• _Goal of the exercise_
Rewrite the records below, replacing every "x-tick-label" with "x-axis-label" and keeping everything else the same. Leave the pictures out.

• _Record list_
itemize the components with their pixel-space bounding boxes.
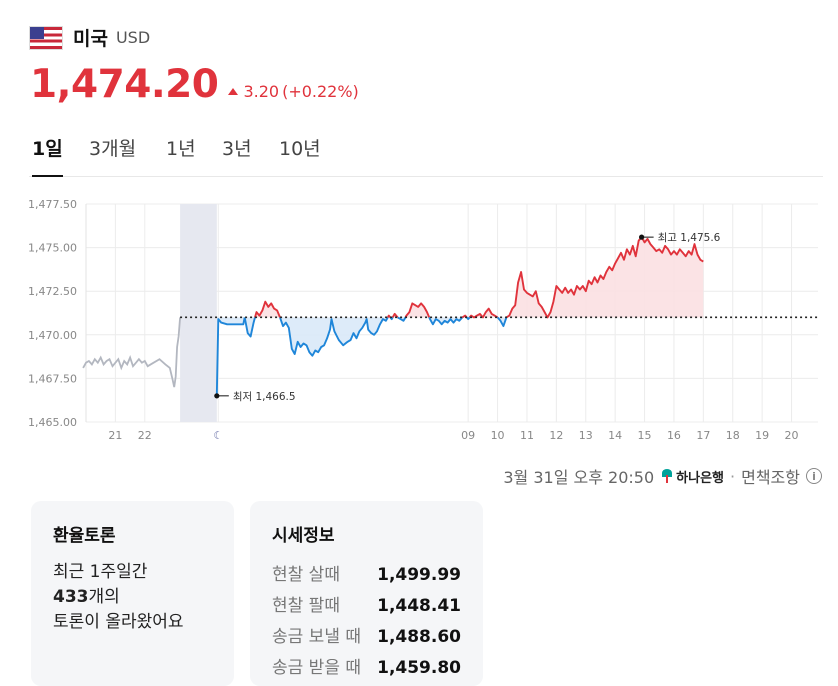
line-down [496,316,508,328]
quote-value: 1,448.41 [377,596,461,616]
change-amount: 3.20 [243,82,280,101]
quote-row-wire-send: 송금 보낼 때 1,488.60 [272,622,461,653]
low-marker-label: 최저 1,466.5 [233,391,296,403]
high-marker-label: 최고 1,475.6 [658,232,721,244]
quote-row-wire-receive: 송금 받을 때 1,459.80 [272,653,461,684]
tab-1d[interactable]: 1일 [32,134,63,177]
timestamp: 3월 31일 오후 20:50 [503,468,655,487]
x-tick-label: 12 [549,429,563,442]
disclaimer-link[interactable]: 면책조항 [741,468,800,487]
quote-value: 1,499.99 [377,565,461,585]
series-lines [82,236,704,396]
x-tick-label: 10 [491,429,505,442]
quote-label: 송금 보낼 때 [272,627,362,647]
exchange-rate-chart[interactable]: 1,465.00 1,467.50 1,470.00 1,472.50 1,475.00… [0,190,838,450]
quote-label: 현찰 살때 [272,565,340,585]
us-flag-icon [29,25,63,50]
discussion-line-2: 433개의 [53,585,212,610]
y-tick-label: 1,465.00 [28,416,77,429]
gap-band [180,204,217,422]
price-row: 1,474.20 3.20 (+0.22%) [30,62,359,107]
line-down [428,316,464,326]
y-tick-label: 1,470.00 [28,329,77,342]
x-tick-label: 16 [667,429,681,442]
quote-value: 1,459.80 [377,658,461,678]
tab-3y[interactable]: 3년 [222,138,252,160]
quote-row-cash-sell: 현찰 팔때 1,448.41 [272,591,461,622]
change-percent: (+0.22%) [282,82,359,101]
tab-1y[interactable]: 1년 [166,138,196,160]
bank-name: 하나은행 [676,470,725,486]
moon-icon: ☾ [213,429,223,442]
rate-change: 3.20 (+0.22%) [228,82,359,101]
x-tick-label: 13 [579,429,593,442]
x-tick-label: 19 [755,429,769,442]
discussion-card[interactable]: 환율토론 최근 1주일간 433개의 토론이 올라왔어요 [31,501,234,686]
line-down [465,316,471,321]
x-tick-label: 15 [638,429,652,442]
line-down [243,317,256,338]
separator: · [730,466,736,486]
discussion-count: 433 [53,587,89,607]
line-up [468,307,499,319]
line-up [386,314,392,319]
quote-title: 시세정보 [272,526,335,546]
x-tick-label: 22 [138,429,152,442]
annotations: 최저 1,466.5 최고 1,475.6 [214,232,721,403]
x-tick-label: 09 [461,429,475,442]
line-down [397,316,407,322]
x-tick-label: 21 [108,429,122,442]
x-tick-label: 14 [608,429,622,442]
hana-logo-icon [660,469,674,483]
current-rate: 1,474.20 [30,62,219,107]
info-icon[interactable]: i [806,468,822,484]
area-fills [216,237,704,396]
quote-label: 현찰 팔때 [272,596,340,616]
x-tick-label: 11 [520,429,534,442]
y-tick-label: 1,475.00 [28,242,77,255]
x-tick-label: 20 [785,429,799,442]
up-triangle-icon [228,88,239,95]
y-tick-label: 1,472.50 [28,285,77,298]
bank-logo: 하나은행 [660,467,724,486]
tab-10y[interactable]: 10년 [279,138,321,160]
line-up [404,302,431,318]
quote-row-cash-buy: 현찰 살때 1,499.99 [272,560,461,591]
timestamp-row: 3월 31일 오후 20:50 하나은행 · 면책조항 i [503,464,822,488]
line-up [391,312,399,319]
area-fill-down [244,317,255,337]
currency-header: 미국 USD [29,24,150,51]
y-tick-label: 1,467.50 [28,372,77,385]
tab-3m[interactable]: 3개월 [89,138,137,160]
x-tick-label: 18 [726,429,740,442]
discussion-count-suffix: 개의 [88,587,120,607]
x-tick-label: 17 [696,429,710,442]
overnight-gap-band [180,204,217,422]
line-down [279,316,389,357]
quote-label: 송금 받을 때 [272,658,362,678]
discussion-title: 환율토론 [53,526,116,546]
line-up [505,236,704,319]
country-name: 미국 [73,28,108,50]
quote-card: 시세정보 현찰 살때 1,499.99 현찰 팔때 1,448.41 송금 보낼… [250,501,483,686]
quote-value: 1,488.60 [377,627,461,647]
discussion-line-1: 최근 1주일간 [53,562,148,582]
period-tabs: 1일 3개월 1년 3년 10년 [29,132,823,177]
y-tick-label: 1,477.50 [28,198,77,211]
area-fill-up [469,308,498,318]
area-fill-down [216,317,245,396]
axis-labels: 1,465.00 1,467.50 1,470.00 1,472.50 1,475.00… [28,198,799,442]
line-up [254,300,281,318]
pre-market-line [82,317,181,388]
currency-code: USD [115,28,151,47]
line-down [215,317,246,396]
discussion-line-3: 토론이 올라왔어요 [53,612,184,632]
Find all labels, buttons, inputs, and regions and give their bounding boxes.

• _Response below_
itemize the components with their pixel-space bounding boxes.
line-down [496,316,508,328]
quote-value: 1,448.41 [377,596,461,616]
change-amount: 3.20 [243,82,280,101]
quote-row-wire-send: 송금 보낼 때 1,488.60 [272,622,461,653]
low-marker-label: 최저 1,466.5 [233,391,296,403]
high-marker-label: 최고 1,475.6 [658,232,721,244]
quote-row-wire-receive: 송금 받을 때 1,459.80 [272,653,461,684]
tab-1d[interactable]: 1일 [32,134,63,177]
timestamp: 3월 31일 오후 20:50 [503,468,655,487]
x-axis-label: 12 [549,429,563,442]
disclaimer-link[interactable]: 면책조항 [741,468,800,487]
quote-value: 1,499.99 [377,565,461,585]
series-lines [82,236,704,396]
x-axis-label: 10 [491,429,505,442]
quote-label: 송금 보낼 때 [272,627,362,647]
exchange-rate-chart[interactable]: 1,465.00 1,467.50 1,470.00 1,472.50 1,475.00… [0,190,838,450]
quote-label: 현찰 살때 [272,565,340,585]
us-flag-icon [29,25,63,50]
discussion-line-2: 433개의 [53,585,212,610]
y-tick-label: 1,465.00 [28,416,77,429]
gap-band [180,204,217,422]
price-row: 1,474.20 3.20 (+0.22%) [30,62,359,107]
line-down [428,316,464,326]
y-tick-label: 1,470.00 [28,329,77,342]
x-axis-label: 16 [667,429,681,442]
quote-value: 1,459.80 [377,658,461,678]
tab-3y[interactable]: 3년 [222,138,252,160]
quote-row-cash-sell: 현찰 팔때 1,448.41 [272,591,461,622]
change-percent: (+0.22%) [282,82,359,101]
tab-1y[interactable]: 1년 [166,138,196,160]
bank-name: 하나은행 [676,470,725,486]
moon-icon: ☾ [213,429,223,442]
rate-change: 3.20 (+0.22%) [228,82,359,101]
x-axis-label: 13 [579,429,593,442]
x-axis-label: 19 [755,429,769,442]
discussion-card[interactable]: 환율토론 최근 1주일간 433개의 토론이 올라왔어요 [31,501,234,686]
line-down [465,316,471,321]
x-axis-label: 15 [638,429,652,442]
line-down [243,317,256,338]
separator: · [730,466,736,486]
discussion-count: 433 [53,587,89,607]
line-up [468,307,499,319]
line-up [386,314,392,319]
quote-title: 시세정보 [272,526,335,546]
x-axis-label: 22 [138,429,152,442]
annotations: 최저 1,466.5 최고 1,475.6 [214,232,721,403]
x-axis-label: 09 [461,429,475,442]
line-down [397,316,407,322]
x-axis-label: 21 [108,429,122,442]
x-axis-label: 14 [608,429,622,442]
hana-logo-icon [660,469,674,483]
current-rate: 1,474.20 [30,62,219,107]
info-icon[interactable]: i [806,468,822,484]
area-fills [216,237,704,396]
quote-label: 현찰 팔때 [272,596,340,616]
x-axis-label: 11 [520,429,534,442]
y-tick-label: 1,475.00 [28,242,77,255]
x-axis-label: 20 [785,429,799,442]
up-triangle-icon [228,88,239,95]
y-tick-label: 1,472.50 [28,285,77,298]
bank-logo: 하나은행 [660,467,724,486]
tab-10y[interactable]: 10년 [279,138,321,160]
line-up [404,302,431,318]
quote-row-cash-buy: 현찰 살때 1,499.99 [272,560,461,591]
timestamp-row: 3월 31일 오후 20:50 하나은행 · 면책조항 i [503,464,822,488]
line-up [391,312,399,319]
area-fill-down [244,317,255,337]
currency-header: 미국 USD [29,24,150,51]
y-tick-label: 1,467.50 [28,372,77,385]
tab-3m[interactable]: 3개월 [89,138,137,160]
x-axis-label: 18 [726,429,740,442]
discussion-count-suffix: 개의 [88,587,120,607]
x-axis-label: 17 [696,429,710,442]
overnight-gap-band [180,204,217,422]
line-down [279,316,389,357]
quote-label: 송금 받을 때 [272,658,362,678]
discussion-title: 환율토론 [53,526,116,546]
line-up [505,236,704,319]
country-name: 미국 [73,28,108,50]
quote-card: 시세정보 현찰 살때 1,499.99 현찰 팔때 1,448.41 송금 보낼… [250,501,483,686]
quote-value: 1,488.60 [377,627,461,647]
discussion-line-1: 최근 1주일간 [53,562,148,582]
period-tabs: 1일 3개월 1년 3년 10년 [29,132,823,177]
y-tick-label: 1,477.50 [28,198,77,211]
area-fill-up [469,308,498,318]
area-fill-down [216,317,245,396]
axis-labels: 1,465.00 1,467.50 1,470.00 1,472.50 1,475.00… [28,198,799,442]
line-up [254,300,281,318]
pre-market-line [82,317,181,388]
currency-code: USD [115,28,151,47]
line-down [215,317,246,396]
discussion-line-3: 토론이 올라왔어요 [53,612,184,632]
Find all labels, buttons, inputs, and regions and give their bounding boxes.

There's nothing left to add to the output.